GOAL. Look for the string "this" and copy every line that has it.

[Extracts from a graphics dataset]

====================

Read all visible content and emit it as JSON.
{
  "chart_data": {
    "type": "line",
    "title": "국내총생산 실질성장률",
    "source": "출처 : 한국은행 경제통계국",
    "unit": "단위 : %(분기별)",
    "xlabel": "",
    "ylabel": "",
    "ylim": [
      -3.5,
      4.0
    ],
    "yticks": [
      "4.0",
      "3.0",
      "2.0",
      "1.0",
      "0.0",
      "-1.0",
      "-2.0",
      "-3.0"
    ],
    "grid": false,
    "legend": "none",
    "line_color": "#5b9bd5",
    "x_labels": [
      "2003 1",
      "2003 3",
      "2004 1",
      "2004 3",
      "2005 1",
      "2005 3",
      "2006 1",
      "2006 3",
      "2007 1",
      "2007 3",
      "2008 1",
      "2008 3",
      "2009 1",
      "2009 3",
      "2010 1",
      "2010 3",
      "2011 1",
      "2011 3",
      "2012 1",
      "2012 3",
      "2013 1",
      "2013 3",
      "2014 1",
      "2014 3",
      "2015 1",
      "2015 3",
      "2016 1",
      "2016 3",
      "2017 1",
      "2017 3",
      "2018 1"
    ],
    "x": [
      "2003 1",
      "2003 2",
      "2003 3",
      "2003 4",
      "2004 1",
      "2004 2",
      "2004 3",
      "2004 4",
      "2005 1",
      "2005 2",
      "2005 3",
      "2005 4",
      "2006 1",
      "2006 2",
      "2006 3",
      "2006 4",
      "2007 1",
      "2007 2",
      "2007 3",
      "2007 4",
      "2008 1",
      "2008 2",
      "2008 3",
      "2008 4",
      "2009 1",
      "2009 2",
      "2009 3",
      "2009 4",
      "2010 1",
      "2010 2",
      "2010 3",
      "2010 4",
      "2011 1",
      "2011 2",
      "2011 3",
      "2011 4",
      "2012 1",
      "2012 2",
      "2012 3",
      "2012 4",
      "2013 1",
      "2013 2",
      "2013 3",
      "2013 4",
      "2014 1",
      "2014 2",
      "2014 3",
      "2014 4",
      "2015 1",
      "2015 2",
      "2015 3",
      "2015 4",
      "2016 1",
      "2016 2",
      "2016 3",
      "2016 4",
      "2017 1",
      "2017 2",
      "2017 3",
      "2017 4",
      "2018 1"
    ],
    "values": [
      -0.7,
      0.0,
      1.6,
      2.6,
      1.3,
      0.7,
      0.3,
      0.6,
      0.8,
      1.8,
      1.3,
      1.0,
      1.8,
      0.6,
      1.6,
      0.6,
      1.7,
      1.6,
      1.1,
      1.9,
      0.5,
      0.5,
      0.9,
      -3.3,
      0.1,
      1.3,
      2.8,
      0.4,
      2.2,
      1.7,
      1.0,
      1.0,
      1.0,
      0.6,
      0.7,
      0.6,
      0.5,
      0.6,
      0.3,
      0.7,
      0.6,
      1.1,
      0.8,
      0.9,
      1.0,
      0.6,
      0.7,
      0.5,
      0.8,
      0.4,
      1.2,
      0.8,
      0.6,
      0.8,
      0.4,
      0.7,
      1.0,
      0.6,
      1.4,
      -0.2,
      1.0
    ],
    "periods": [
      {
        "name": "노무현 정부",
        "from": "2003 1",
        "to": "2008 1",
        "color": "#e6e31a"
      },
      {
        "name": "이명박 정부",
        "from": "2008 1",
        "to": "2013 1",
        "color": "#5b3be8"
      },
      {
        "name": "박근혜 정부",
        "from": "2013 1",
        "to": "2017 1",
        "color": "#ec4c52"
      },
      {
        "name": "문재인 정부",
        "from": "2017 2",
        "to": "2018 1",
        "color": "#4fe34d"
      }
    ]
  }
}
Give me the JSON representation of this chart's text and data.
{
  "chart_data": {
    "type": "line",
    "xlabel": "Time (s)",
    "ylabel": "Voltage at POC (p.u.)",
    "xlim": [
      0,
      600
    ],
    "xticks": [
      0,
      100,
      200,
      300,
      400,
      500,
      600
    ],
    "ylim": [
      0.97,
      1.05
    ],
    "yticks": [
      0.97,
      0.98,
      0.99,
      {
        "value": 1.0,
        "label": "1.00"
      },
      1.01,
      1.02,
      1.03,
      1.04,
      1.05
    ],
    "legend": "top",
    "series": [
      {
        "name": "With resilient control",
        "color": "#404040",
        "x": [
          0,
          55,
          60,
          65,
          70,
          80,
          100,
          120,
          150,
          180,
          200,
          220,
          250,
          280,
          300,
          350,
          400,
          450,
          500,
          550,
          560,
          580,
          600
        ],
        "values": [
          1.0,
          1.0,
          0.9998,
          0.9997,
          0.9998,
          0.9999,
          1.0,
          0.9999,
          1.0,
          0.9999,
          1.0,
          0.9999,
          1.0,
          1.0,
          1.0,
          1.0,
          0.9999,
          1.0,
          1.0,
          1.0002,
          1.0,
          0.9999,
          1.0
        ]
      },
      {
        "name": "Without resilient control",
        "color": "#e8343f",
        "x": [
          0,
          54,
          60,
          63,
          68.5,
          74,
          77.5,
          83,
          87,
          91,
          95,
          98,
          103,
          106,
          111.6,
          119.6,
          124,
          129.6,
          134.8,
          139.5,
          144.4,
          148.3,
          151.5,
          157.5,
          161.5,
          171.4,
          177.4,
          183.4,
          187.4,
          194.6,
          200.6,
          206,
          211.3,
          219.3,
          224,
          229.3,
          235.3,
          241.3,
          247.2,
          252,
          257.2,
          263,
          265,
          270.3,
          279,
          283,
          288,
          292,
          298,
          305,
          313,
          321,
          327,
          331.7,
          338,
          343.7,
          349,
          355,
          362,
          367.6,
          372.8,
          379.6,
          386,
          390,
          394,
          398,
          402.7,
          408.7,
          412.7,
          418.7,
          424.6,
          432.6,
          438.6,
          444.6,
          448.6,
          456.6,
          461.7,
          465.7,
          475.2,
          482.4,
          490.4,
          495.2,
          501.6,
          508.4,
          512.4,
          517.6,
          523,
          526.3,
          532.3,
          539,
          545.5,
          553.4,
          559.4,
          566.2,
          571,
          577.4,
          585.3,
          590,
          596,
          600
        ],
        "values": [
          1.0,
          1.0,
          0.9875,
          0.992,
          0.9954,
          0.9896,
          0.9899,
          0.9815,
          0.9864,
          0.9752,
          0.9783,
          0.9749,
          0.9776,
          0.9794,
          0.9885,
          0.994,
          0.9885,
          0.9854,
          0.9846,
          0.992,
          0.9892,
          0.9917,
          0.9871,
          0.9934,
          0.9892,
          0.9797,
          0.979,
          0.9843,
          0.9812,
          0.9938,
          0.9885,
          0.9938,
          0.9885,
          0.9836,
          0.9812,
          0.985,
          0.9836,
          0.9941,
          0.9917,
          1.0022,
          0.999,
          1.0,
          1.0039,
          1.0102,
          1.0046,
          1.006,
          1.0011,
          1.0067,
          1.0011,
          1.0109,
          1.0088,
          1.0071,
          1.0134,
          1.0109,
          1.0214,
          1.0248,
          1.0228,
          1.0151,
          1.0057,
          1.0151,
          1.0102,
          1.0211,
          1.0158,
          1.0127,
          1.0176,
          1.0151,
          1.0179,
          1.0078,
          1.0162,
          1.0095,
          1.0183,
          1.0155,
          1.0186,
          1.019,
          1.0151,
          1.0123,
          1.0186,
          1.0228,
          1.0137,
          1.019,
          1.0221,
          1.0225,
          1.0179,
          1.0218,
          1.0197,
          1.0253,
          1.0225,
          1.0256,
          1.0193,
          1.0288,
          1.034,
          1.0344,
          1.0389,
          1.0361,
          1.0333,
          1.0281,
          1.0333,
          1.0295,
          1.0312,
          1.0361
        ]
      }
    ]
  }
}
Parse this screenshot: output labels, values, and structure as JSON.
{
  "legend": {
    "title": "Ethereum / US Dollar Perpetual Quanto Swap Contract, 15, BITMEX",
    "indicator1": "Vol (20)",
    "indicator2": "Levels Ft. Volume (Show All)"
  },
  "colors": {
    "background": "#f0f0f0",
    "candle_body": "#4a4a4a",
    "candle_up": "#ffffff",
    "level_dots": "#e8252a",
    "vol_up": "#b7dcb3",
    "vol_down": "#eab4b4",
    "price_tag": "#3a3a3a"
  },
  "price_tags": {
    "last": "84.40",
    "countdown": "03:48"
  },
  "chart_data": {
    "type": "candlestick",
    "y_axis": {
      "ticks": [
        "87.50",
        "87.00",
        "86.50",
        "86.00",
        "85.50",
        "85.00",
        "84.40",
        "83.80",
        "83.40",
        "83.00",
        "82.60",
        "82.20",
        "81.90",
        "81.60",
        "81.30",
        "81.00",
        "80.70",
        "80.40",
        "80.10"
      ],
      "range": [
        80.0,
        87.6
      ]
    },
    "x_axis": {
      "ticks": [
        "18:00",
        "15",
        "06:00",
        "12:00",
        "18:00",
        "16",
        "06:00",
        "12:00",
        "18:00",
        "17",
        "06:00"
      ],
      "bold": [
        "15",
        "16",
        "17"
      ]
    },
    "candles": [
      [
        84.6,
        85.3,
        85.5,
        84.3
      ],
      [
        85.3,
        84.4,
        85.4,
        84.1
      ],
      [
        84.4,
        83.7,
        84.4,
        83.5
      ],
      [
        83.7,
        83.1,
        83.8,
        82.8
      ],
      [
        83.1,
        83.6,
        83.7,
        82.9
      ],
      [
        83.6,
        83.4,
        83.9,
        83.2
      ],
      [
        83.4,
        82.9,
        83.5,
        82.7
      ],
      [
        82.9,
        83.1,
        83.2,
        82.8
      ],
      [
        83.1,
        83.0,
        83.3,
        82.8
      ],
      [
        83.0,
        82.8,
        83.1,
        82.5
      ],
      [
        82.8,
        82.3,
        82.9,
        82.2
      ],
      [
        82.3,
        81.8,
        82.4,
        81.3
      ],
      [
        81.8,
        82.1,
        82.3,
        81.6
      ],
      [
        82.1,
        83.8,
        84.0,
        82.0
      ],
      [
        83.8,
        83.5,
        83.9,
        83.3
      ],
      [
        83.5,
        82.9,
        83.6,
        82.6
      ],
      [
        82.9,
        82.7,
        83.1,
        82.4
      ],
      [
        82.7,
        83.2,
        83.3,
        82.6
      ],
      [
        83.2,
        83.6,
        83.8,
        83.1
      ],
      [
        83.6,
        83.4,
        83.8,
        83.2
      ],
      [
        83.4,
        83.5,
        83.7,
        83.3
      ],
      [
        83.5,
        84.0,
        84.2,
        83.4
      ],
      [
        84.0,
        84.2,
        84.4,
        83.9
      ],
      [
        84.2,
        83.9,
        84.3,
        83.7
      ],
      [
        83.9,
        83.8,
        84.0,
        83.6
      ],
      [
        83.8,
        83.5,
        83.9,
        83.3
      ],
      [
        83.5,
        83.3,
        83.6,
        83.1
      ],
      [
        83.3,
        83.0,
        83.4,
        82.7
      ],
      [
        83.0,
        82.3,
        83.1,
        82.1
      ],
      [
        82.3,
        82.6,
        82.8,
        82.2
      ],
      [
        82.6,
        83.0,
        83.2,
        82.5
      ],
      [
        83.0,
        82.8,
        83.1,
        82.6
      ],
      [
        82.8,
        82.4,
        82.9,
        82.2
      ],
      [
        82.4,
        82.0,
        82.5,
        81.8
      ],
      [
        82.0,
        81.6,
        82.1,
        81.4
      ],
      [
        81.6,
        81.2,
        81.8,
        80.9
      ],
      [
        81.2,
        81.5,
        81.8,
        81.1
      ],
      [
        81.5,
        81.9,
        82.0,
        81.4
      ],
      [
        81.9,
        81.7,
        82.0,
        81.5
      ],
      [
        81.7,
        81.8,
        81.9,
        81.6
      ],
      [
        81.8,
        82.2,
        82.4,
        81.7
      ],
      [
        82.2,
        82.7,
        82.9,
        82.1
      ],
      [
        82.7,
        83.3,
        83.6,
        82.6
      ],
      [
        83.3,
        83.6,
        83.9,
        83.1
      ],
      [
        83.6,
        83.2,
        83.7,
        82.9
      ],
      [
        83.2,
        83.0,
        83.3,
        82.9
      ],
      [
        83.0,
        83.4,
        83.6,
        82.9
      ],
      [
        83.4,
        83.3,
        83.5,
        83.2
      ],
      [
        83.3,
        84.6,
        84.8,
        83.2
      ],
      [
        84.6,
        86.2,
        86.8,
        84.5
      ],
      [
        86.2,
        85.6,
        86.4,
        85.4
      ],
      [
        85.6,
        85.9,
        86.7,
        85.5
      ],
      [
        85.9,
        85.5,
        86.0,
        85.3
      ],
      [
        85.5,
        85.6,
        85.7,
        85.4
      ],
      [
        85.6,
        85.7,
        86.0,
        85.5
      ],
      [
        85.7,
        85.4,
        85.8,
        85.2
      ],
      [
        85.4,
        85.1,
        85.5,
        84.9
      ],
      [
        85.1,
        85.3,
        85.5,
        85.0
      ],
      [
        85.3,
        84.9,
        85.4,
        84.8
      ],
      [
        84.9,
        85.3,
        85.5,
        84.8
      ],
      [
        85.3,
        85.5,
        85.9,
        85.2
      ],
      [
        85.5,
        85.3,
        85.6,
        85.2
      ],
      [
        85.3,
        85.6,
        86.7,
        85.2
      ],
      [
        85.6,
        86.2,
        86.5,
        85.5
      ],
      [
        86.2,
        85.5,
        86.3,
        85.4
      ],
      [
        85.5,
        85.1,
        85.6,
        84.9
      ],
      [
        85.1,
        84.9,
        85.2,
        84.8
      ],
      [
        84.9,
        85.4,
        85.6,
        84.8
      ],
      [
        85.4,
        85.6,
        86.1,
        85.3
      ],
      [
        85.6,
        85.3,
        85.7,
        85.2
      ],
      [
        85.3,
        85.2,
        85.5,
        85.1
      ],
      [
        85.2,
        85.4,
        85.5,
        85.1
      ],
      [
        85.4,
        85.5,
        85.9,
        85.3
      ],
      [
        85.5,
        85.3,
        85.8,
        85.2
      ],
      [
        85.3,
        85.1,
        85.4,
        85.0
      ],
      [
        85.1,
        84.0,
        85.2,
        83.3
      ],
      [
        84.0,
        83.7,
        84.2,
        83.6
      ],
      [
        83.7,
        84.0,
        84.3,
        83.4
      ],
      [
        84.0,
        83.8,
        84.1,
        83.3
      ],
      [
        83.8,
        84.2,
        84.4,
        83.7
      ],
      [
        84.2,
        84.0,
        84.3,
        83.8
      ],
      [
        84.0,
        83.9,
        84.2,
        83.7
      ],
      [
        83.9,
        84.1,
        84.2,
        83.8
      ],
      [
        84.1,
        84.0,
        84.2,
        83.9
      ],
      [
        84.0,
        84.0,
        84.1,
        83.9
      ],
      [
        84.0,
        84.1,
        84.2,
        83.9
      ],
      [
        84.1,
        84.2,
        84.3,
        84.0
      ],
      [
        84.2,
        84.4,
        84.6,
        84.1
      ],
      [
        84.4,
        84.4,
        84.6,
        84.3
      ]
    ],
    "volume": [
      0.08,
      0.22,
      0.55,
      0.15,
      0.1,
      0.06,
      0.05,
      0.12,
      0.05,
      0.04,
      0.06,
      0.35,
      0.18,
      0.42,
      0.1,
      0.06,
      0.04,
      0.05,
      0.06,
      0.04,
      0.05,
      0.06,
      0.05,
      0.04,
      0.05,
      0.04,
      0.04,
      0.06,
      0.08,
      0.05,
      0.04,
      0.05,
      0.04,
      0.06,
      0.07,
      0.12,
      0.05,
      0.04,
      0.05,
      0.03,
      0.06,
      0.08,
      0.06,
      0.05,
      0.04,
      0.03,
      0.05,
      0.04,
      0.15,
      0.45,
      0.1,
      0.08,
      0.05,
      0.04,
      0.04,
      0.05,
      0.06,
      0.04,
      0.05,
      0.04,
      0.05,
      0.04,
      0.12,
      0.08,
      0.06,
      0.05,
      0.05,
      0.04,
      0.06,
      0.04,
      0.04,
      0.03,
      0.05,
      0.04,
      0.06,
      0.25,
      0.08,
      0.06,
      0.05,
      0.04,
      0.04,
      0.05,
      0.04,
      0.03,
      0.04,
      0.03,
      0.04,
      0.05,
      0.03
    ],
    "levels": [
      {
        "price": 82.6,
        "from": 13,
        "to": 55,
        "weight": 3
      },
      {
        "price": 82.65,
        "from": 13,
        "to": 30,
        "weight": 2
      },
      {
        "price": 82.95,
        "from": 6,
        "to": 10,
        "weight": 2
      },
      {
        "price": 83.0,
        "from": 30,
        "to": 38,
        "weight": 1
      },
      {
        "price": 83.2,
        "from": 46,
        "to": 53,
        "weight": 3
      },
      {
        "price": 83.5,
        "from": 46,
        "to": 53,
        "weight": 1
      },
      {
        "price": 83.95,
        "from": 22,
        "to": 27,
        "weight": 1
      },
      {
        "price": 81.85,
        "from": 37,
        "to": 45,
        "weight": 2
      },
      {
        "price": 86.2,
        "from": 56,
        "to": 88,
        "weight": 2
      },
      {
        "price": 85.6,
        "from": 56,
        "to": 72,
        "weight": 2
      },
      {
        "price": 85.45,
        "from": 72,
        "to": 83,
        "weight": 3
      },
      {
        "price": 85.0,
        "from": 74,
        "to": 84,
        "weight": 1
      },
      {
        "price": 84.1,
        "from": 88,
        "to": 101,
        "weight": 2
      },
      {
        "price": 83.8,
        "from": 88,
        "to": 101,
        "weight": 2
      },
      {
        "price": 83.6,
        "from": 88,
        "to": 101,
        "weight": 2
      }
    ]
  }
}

====================

FINISHED ANSWER.
Give me the JSON representation of this chart's text and data.
Parse this screenshot: output labels, values, and structure as JSON.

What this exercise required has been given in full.